## begin GIVEN DATA
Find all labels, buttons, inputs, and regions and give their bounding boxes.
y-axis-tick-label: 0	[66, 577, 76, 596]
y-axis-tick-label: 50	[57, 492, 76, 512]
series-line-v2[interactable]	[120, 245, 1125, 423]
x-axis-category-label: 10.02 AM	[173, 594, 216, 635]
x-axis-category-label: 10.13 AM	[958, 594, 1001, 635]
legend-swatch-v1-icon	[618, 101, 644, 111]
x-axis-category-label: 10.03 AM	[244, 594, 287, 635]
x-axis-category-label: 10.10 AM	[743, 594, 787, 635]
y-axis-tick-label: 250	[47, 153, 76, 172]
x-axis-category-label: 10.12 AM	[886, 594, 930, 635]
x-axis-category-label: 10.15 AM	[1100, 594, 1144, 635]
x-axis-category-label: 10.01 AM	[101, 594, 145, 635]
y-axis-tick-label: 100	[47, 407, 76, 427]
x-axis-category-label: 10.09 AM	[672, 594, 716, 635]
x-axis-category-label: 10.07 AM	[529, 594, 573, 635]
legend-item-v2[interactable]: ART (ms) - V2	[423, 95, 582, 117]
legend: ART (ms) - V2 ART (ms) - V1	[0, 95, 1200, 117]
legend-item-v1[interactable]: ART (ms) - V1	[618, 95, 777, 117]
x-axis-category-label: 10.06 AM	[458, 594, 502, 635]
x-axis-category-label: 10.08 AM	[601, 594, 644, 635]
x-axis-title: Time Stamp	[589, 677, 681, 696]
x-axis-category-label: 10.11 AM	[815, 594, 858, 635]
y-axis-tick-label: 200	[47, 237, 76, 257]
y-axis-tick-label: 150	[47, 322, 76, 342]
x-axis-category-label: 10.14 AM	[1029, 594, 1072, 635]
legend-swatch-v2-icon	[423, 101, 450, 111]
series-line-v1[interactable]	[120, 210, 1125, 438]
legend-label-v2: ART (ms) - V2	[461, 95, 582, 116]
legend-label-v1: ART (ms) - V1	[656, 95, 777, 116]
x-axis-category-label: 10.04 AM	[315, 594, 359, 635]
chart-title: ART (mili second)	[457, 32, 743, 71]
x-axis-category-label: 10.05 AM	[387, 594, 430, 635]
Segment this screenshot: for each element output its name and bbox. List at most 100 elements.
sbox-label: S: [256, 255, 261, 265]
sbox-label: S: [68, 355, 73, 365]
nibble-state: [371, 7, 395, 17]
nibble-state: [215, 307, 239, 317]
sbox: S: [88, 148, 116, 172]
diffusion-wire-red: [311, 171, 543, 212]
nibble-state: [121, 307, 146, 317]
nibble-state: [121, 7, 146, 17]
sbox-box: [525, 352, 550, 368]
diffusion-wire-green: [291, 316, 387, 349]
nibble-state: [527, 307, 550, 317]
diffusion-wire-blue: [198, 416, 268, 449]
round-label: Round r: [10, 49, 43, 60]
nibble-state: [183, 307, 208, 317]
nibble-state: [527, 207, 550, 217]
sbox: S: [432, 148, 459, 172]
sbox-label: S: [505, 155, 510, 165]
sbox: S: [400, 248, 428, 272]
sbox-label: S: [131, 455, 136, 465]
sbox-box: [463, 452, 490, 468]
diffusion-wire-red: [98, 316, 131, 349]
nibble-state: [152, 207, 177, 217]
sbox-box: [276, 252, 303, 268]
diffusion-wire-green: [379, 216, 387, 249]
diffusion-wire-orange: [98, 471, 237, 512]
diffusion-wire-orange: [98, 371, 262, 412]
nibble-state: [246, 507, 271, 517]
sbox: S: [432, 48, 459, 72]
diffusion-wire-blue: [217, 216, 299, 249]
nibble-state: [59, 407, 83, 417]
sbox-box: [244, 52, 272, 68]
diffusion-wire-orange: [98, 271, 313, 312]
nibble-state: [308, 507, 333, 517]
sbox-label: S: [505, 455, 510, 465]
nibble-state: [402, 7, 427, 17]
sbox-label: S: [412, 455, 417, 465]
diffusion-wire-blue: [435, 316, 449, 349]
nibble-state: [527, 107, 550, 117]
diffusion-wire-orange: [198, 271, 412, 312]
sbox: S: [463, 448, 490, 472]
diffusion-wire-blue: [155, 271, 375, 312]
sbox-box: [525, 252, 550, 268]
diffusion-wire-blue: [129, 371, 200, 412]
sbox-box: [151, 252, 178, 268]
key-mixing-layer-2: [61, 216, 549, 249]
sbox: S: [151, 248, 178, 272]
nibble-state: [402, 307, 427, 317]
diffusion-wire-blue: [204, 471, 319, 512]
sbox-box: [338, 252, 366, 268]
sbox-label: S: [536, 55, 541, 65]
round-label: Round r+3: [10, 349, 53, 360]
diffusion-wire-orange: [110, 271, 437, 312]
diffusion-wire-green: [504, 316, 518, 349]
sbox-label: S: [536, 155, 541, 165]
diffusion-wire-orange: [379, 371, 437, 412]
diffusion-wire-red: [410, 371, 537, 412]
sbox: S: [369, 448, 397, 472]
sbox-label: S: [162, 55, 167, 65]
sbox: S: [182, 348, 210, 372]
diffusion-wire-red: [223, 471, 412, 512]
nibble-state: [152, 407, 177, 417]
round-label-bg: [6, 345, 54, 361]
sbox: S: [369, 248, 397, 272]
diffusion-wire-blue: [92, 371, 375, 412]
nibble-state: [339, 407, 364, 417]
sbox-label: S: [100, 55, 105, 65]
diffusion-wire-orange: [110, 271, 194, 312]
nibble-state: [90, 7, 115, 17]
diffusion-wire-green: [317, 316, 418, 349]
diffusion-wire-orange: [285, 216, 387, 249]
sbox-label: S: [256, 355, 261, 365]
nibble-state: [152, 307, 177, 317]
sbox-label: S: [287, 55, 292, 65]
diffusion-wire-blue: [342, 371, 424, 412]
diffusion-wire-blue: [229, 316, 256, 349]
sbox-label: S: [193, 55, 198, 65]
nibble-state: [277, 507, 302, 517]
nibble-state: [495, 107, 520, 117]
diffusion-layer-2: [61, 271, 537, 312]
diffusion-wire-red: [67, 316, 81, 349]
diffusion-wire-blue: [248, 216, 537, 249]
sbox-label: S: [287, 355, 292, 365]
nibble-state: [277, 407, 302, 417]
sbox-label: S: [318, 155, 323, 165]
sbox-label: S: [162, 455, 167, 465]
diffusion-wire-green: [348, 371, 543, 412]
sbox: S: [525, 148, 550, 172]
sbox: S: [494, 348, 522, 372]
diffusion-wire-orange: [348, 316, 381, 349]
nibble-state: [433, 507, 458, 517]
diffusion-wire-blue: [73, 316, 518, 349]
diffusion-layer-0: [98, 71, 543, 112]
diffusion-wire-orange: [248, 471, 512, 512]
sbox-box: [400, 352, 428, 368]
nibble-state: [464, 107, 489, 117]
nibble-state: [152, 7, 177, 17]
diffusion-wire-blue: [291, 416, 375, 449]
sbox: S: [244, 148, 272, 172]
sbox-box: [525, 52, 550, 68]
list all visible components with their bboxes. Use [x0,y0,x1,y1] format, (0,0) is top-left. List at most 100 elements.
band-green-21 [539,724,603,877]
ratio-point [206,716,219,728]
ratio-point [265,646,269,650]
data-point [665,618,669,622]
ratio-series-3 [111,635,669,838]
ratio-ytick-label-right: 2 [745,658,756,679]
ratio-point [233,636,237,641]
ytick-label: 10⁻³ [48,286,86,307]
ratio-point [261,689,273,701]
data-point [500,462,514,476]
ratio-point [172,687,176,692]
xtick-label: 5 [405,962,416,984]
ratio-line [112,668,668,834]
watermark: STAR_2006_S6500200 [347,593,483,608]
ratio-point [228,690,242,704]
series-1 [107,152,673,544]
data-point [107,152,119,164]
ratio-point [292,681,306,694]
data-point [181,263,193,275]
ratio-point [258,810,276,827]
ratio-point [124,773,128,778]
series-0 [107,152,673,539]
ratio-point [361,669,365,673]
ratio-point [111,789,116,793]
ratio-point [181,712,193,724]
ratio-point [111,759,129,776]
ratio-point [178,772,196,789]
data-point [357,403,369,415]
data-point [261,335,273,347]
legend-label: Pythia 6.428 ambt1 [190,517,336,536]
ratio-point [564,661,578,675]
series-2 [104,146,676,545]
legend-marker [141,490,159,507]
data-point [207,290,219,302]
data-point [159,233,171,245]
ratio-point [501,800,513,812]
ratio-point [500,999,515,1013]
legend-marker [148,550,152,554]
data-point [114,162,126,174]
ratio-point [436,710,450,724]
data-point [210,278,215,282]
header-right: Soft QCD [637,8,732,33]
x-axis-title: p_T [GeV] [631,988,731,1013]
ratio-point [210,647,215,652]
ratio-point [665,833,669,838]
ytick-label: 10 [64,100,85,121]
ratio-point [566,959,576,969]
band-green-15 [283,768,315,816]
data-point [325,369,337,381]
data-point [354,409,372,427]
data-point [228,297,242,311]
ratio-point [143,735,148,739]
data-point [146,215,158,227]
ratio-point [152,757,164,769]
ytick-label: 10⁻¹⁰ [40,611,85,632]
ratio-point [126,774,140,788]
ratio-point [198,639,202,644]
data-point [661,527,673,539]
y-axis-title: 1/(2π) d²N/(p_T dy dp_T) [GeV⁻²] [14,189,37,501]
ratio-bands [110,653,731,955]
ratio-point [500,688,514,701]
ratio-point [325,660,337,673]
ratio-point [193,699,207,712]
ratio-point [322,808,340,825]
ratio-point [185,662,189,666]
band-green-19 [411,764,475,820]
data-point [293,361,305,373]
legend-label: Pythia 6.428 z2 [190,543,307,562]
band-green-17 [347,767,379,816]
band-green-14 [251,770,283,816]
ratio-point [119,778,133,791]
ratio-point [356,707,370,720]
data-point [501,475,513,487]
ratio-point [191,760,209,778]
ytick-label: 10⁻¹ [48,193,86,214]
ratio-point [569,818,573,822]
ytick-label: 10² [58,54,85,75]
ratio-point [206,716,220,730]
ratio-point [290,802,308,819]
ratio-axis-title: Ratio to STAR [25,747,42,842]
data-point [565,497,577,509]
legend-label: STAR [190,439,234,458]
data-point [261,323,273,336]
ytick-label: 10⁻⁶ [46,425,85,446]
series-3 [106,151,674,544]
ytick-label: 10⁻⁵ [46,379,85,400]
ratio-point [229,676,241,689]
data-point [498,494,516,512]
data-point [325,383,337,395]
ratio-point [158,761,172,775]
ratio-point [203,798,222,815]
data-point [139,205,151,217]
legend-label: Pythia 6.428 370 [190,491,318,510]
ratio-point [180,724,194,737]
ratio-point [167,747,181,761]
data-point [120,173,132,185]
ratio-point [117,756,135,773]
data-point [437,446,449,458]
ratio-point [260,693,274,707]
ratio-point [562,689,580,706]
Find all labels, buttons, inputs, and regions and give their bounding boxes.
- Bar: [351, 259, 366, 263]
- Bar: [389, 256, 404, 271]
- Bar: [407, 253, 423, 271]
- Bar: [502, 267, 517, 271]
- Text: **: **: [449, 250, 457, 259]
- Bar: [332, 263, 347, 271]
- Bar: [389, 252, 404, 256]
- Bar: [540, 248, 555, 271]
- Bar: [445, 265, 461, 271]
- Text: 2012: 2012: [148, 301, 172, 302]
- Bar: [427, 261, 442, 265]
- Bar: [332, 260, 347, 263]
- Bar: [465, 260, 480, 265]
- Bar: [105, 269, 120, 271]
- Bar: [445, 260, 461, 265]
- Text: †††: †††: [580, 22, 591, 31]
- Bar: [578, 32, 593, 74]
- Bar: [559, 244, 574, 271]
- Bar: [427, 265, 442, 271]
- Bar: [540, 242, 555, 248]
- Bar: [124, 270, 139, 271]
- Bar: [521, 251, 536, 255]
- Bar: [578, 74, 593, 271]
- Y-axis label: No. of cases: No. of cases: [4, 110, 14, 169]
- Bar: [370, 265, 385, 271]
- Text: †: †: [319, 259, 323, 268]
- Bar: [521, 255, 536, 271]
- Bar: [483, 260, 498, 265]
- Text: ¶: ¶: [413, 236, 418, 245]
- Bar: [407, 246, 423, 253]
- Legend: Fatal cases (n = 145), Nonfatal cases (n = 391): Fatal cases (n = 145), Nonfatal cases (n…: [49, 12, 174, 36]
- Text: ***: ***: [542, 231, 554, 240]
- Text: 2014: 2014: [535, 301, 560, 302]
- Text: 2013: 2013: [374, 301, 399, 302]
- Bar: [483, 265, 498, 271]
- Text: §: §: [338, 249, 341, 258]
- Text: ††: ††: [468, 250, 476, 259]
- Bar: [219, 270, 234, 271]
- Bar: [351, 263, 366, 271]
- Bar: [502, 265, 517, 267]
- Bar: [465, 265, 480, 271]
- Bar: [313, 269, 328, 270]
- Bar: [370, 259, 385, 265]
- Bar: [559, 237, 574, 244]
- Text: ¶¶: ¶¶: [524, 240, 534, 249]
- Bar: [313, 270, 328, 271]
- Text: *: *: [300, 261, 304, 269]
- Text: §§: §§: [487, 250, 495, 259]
## end GIVEN DATA
> _SHORT EXERCISE_
Echo the lines above word for word, from the first line up to and including the line that contains "101, 644, 111]".

> _REPLY TO THE EXERCISE_
Find all labels, buttons, inputs, and regions and give their bounding boxes.
y-axis-tick-label: 0	[66, 577, 76, 596]
y-axis-tick-label: 50	[57, 492, 76, 512]
series-line-v2[interactable]	[120, 245, 1125, 423]
x-axis-category-label: 10.02 AM	[173, 594, 216, 635]
x-axis-category-label: 10.13 AM	[958, 594, 1001, 635]
legend-swatch-v1-icon	[618, 101, 644, 111]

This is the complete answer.